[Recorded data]
.....
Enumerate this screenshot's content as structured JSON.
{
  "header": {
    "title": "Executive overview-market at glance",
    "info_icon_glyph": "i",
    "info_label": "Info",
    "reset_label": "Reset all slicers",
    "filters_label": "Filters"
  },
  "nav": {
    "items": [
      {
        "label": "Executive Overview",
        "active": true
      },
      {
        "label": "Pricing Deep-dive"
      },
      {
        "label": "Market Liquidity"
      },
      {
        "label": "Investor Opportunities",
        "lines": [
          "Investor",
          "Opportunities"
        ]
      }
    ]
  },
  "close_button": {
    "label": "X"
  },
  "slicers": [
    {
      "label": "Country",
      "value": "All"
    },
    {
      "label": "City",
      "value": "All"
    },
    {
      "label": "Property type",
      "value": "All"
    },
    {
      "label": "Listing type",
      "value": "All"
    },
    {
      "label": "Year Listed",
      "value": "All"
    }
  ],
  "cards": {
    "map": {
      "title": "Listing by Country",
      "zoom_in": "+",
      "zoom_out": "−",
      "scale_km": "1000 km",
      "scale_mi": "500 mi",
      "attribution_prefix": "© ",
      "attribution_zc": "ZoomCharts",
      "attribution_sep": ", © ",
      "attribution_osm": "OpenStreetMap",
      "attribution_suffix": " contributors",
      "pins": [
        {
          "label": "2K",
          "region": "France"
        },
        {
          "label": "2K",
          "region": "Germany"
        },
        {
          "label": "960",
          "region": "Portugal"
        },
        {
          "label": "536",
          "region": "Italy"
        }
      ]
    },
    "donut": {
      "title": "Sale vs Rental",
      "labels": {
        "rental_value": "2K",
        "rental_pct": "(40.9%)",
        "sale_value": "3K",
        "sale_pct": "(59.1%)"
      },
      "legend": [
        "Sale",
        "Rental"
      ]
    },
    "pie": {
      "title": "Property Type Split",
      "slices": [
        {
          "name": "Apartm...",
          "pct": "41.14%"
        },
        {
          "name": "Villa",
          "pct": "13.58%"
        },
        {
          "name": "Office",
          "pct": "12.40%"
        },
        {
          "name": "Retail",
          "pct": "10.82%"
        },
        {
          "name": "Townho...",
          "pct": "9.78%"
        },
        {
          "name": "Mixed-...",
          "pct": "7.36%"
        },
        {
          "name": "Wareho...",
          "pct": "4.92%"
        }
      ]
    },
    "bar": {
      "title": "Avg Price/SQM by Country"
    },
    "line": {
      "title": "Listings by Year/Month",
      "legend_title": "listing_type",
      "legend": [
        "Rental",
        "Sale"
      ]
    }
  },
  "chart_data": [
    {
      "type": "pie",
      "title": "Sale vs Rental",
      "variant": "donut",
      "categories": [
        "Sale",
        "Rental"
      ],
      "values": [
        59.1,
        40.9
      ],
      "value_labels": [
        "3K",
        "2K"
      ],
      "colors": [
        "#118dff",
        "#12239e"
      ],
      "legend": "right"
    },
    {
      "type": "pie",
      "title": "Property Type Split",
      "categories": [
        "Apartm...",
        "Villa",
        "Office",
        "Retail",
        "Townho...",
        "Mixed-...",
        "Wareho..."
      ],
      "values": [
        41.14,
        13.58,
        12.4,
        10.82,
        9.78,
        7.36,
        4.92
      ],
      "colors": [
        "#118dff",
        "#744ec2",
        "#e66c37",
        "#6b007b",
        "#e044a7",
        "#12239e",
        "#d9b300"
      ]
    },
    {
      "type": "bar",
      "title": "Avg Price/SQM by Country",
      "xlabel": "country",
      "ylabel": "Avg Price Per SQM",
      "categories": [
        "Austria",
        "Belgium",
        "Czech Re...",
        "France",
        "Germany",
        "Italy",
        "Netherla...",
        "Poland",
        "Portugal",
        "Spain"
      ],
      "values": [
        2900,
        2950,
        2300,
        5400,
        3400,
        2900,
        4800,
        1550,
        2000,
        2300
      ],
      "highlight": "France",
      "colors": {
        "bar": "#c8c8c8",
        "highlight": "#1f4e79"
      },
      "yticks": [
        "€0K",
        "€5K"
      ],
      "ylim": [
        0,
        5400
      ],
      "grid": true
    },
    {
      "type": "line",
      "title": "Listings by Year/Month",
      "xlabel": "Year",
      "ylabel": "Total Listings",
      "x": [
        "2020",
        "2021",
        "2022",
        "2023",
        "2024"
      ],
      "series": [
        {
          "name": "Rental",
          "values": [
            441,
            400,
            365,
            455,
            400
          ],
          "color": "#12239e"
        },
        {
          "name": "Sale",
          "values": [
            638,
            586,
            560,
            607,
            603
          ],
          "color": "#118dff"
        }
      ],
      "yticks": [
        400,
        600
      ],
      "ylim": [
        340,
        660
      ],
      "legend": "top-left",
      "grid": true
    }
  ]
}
.....
Given instruction: Retype the material above, line by line, exactly.

Output of the task:
Enumerate this screenshot's content as structured JSON.
{
  "header": {
    "title": "Executive overview-market at glance",
    "info_icon_glyph": "i",
    "info_label": "Info",
    "reset_label": "Reset all slicers",
    "filters_label": "Filters"
  },
  "nav": {
    "items": [
      {
        "label": "Executive Overview",
        "active": true
      },
      {
        "label": "Pricing Deep-dive"
      },
      {
        "label": "Market Liquidity"
      },
      {
        "label": "Investor Opportunities",
        "lines": [
          "Investor",
          "Opportunities"
        ]
      }
    ]
  },
  "close_button": {
    "label": "X"
  },
  "slicers": [
    {
      "label": "Country",
      "value": "All"
    },
    {
      "label": "City",
      "value": "All"
    },
    {
      "label": "Property type",
      "value": "All"
    },
    {
      "label": "Listing type",
      "value": "All"
    },
    {
      "label": "Year Listed",
      "value": "All"
    }
  ],
  "cards": {
    "map": {
      "title": "Listing by Country",
      "zoom_in": "+",
      "zoom_out": "−",
      "scale_km": "1000 km",
      "scale_mi": "500 mi",
      "attribution_prefix": "© ",
      "attribution_zc": "ZoomCharts",
      "attribution_sep": ", © ",
      "attribution_osm": "OpenStreetMap",
      "attribution_suffix": " contributors",
      "pins": [
        {
          "label": "2K",
          "region": "France"
        },
        {
          "label": "2K",
          "region": "Germany"
        },
        {
          "label": "960",
          "region": "Portugal"
        },
        {
          "label": "536",
          "region": "Italy"
        }
      ]
    },
    "donut": {
      "title": "Sale vs Rental",
      "labels": {
        "rental_value": "2K",
        "rental_pct": "(40.9%)",
        "sale_value": "3K",
        "sale_pct": "(59.1%)"
      },
      "legend": [
        "Sale",
        "Rental"
      ]
    },
    "pie": {
      "title": "Property Type Split",
      "slices": [
        {
          "name": "Apartm...",
          "pct": "41.14%"
        },
        {
          "name": "Villa",
          "pct": "13.58%"
        },
        {
          "name": "Office",
          "pct": "12.40%"
        },
        {
          "name": "Retail",
          "pct": "10.82%"
        },
        {
          "name": "Townho...",
          "pct": "9.78%"
        },
        {
          "name": "Mixed-...",
          "pct": "7.36%"
        },
        {
          "name": "Wareho...",
          "pct": "4.92%"
        }
      ]
    },
    "bar": {
      "title": "Avg Price/SQM by Country"
    },
    "line": {
      "title": "Listings by Year/Month",
      "legend_title": "listing_type",
      "legend": [
        "Rental",
        "Sale"
      ]
    }
  },
  "chart_data": [
    {
      "type": "pie",
      "title": "Sale vs Rental",
      "variant": "donut",
      "categories": [
        "Sale",
        "Rental"
      ],
      "values": [
        59.1,
        40.9
      ],
      "value_labels": [
        "3K",
        "2K"
      ],
      "colors": [
        "#118dff",
        "#12239e"
      ],
      "legend": "right"
    },
    {
      "type": "pie",
      "title": "Property Type Split",
      "categories": [
        "Apartm...",
        "Villa",
        "Office",
        "Retail",
        "Townho...",
        "Mixed-...",
        "Wareho..."
      ],
      "values": [
        41.14,
        13.58,
        12.4,
        10.82,
        9.78,
        7.36,
        4.92
      ],
      "colors": [
        "#118dff",
        "#744ec2",
        "#e66c37",
        "#6b007b",
        "#e044a7",
        "#12239e",
        "#d9b300"
      ]
    },
    {
      "type": "bar",
      "title": "Avg Price/SQM by Country",
      "xlabel": "country",
      "ylabel": "Avg Price Per SQM",
      "categories": [
        "Austria",
        "Belgium",
        "Czech Re...",
        "France",
        "Germany",
        "Italy",
        "Netherla...",
        "Poland",
        "Portugal",
        "Spain"
      ],
      "values": [
        2900,
        2950,
        2300,
        5400,
        3400,
        2900,
        4800,
        1550,
        2000,
        2300
      ],
      "highlight": "France",
      "colors": {
        "bar": "#c8c8c8",
        "highlight": "#1f4e79"
      },
      "yticks": [
        "€0K",
        "€5K"
      ],
      "ylim": [
        0,
        5400
      ],
      "grid": true
    },
    {
      "type": "line",
      "title": "Listings by Year/Month",
      "xlabel": "Year",
      "ylabel": "Total Listings",
      "x": [
        "2020",
        "2021",
        "2022",
        "2023",
        "2024"
      ],
      "series": [
        {
          "name": "Rental",
          "values": [
            441,
            400,
            365,
            455,
            400
          ],
          "color": "#12239e"
        },
        {
          "name": "Sale",
          "values": [
            638,
            586,
            560,
            607,
            603
          ],
          "color": "#118dff"
        }
      ],
      "yticks": [
        400,
        600
      ],
      "ylim": [
        340,
        660
      ],
      "legend": "top-left",
      "grid": true
    }
  ]
}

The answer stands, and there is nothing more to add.